*DIRECTIONS*. Identify each line below containing the string "years" and copy it.

[Dataset excerpt]
--- BEGIN ---
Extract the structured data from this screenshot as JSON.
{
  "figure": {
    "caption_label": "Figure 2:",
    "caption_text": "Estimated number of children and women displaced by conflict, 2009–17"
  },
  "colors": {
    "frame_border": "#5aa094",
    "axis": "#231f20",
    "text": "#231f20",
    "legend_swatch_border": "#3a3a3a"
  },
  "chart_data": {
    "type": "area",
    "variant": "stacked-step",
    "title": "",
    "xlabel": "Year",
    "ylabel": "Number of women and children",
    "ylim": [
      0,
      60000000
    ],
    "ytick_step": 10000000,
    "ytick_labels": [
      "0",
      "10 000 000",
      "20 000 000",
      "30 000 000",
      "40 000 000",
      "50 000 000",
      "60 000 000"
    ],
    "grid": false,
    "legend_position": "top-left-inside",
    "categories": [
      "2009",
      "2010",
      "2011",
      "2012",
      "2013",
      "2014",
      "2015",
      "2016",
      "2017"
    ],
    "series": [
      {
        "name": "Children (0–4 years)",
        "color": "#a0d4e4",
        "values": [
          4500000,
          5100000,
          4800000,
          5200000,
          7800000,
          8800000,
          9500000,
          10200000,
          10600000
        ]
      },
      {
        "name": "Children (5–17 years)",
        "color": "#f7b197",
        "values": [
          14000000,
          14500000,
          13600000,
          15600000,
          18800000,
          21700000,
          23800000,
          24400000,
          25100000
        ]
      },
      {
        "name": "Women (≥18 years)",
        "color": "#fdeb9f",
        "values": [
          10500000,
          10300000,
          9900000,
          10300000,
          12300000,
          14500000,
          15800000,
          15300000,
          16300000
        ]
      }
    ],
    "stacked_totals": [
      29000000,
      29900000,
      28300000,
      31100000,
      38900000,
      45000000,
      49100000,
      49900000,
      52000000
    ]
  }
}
--- END ---
*FINAL ANSWER*.
        "name": "Children (0–4 years)",
        "name": "Children (5–17 years)",
        "name": "Women (≥18 years)",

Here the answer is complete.